[Figure record listings]
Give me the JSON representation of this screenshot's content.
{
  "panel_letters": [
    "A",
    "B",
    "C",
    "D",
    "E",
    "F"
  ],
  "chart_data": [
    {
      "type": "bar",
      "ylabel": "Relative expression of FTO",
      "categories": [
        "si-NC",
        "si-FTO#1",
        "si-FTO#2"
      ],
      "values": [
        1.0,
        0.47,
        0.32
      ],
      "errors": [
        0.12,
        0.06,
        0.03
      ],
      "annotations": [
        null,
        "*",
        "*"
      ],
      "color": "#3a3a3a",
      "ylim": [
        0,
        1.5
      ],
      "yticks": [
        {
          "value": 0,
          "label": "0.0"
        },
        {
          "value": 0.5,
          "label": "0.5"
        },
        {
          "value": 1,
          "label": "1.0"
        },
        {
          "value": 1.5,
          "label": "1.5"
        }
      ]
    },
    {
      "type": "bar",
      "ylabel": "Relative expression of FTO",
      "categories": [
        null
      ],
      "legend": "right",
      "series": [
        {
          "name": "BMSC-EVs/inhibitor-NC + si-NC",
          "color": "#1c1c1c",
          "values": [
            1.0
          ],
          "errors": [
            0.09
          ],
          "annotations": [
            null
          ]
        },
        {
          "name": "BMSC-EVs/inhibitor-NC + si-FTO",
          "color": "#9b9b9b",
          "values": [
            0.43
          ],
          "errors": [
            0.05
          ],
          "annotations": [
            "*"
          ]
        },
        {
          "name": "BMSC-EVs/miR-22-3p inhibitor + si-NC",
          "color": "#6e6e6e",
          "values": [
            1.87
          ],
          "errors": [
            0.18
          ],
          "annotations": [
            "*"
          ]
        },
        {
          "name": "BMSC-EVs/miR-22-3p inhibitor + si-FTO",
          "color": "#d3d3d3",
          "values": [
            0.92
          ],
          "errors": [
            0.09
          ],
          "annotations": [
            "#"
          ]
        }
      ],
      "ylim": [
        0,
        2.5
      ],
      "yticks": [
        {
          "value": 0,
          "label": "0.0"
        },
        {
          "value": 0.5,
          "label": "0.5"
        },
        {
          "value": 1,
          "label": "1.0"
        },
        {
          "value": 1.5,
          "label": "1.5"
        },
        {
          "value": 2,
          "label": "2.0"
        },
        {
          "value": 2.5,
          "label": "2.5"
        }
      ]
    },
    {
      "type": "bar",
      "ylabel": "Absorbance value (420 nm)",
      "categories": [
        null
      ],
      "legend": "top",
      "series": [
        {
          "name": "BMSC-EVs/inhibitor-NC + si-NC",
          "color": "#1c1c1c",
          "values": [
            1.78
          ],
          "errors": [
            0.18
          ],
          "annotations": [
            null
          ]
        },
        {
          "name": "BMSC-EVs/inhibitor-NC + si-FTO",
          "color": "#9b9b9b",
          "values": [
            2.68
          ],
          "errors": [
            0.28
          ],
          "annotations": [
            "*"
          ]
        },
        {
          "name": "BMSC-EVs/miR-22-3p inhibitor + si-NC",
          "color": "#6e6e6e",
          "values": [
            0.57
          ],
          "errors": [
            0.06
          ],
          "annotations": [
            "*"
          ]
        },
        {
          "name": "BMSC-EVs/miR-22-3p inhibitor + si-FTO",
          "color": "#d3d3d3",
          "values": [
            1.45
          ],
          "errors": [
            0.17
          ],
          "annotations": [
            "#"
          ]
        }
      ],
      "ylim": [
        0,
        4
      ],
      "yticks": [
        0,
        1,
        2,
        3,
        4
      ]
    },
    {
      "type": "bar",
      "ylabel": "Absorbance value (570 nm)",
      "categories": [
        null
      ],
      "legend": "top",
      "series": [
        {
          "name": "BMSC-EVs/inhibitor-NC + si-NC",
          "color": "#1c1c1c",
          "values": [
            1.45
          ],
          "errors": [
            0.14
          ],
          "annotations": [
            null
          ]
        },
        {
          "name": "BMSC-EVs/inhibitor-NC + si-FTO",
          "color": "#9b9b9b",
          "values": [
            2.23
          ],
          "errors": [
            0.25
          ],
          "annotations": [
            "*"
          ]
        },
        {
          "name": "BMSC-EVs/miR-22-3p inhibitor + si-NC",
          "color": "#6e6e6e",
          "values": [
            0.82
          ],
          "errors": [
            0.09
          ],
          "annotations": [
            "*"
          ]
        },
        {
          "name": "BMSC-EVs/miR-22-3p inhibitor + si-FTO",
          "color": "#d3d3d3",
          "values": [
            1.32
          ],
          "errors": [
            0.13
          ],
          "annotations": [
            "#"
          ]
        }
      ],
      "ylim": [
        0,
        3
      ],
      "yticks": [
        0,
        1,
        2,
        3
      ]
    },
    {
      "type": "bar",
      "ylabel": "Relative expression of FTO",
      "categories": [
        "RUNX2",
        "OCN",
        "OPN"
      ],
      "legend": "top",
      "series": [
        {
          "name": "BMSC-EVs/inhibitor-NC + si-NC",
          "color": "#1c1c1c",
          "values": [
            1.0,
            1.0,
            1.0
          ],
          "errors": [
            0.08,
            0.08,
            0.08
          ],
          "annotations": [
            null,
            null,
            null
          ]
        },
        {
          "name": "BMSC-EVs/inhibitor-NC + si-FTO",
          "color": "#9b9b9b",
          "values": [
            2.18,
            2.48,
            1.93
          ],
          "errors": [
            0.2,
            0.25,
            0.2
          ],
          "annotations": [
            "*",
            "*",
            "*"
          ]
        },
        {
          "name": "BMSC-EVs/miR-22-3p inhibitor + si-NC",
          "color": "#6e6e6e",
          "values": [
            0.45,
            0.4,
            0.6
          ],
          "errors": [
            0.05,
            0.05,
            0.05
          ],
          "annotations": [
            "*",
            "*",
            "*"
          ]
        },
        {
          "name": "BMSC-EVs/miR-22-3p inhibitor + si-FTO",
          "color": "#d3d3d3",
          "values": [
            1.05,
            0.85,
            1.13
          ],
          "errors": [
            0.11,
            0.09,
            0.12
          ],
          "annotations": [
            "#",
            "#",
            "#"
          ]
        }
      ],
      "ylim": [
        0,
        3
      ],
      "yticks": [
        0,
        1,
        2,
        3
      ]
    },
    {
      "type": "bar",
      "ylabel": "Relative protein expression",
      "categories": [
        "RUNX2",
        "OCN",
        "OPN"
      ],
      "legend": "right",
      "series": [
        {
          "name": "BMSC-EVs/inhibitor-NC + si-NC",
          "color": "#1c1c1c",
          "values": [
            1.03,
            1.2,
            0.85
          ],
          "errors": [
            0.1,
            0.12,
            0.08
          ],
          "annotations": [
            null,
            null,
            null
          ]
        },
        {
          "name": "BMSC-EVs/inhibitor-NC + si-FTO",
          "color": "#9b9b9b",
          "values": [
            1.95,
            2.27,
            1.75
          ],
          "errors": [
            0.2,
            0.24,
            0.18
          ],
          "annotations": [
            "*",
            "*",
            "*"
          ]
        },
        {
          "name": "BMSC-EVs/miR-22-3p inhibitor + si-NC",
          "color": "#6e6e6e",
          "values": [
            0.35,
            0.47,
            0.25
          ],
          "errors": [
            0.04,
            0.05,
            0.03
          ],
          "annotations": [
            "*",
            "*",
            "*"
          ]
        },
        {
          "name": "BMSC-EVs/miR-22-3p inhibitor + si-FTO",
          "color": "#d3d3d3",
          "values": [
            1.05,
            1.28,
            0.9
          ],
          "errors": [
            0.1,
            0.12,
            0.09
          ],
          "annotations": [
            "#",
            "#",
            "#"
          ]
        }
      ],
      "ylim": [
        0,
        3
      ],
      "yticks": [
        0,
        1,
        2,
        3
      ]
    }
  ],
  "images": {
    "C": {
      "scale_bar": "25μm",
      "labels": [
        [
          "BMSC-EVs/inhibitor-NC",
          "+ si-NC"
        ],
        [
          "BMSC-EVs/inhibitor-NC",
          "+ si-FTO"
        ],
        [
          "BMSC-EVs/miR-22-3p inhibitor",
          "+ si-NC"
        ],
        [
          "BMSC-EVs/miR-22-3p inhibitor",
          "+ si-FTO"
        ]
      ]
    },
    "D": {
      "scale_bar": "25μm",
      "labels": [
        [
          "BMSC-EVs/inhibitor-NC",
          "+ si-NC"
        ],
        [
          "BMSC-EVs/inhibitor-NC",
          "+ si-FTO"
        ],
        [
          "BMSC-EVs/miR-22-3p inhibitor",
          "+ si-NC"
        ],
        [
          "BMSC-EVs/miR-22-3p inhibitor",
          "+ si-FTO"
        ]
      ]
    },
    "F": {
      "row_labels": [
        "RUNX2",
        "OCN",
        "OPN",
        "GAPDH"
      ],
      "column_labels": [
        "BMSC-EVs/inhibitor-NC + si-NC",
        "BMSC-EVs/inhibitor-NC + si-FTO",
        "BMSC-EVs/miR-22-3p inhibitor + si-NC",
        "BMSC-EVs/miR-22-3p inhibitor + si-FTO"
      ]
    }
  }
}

WHAT YOU HAVE TO DO ▸
Within the entries above, how many lines contain the word "Absorbance"? State the number only.

COMPLETED EXERCISE ▸
2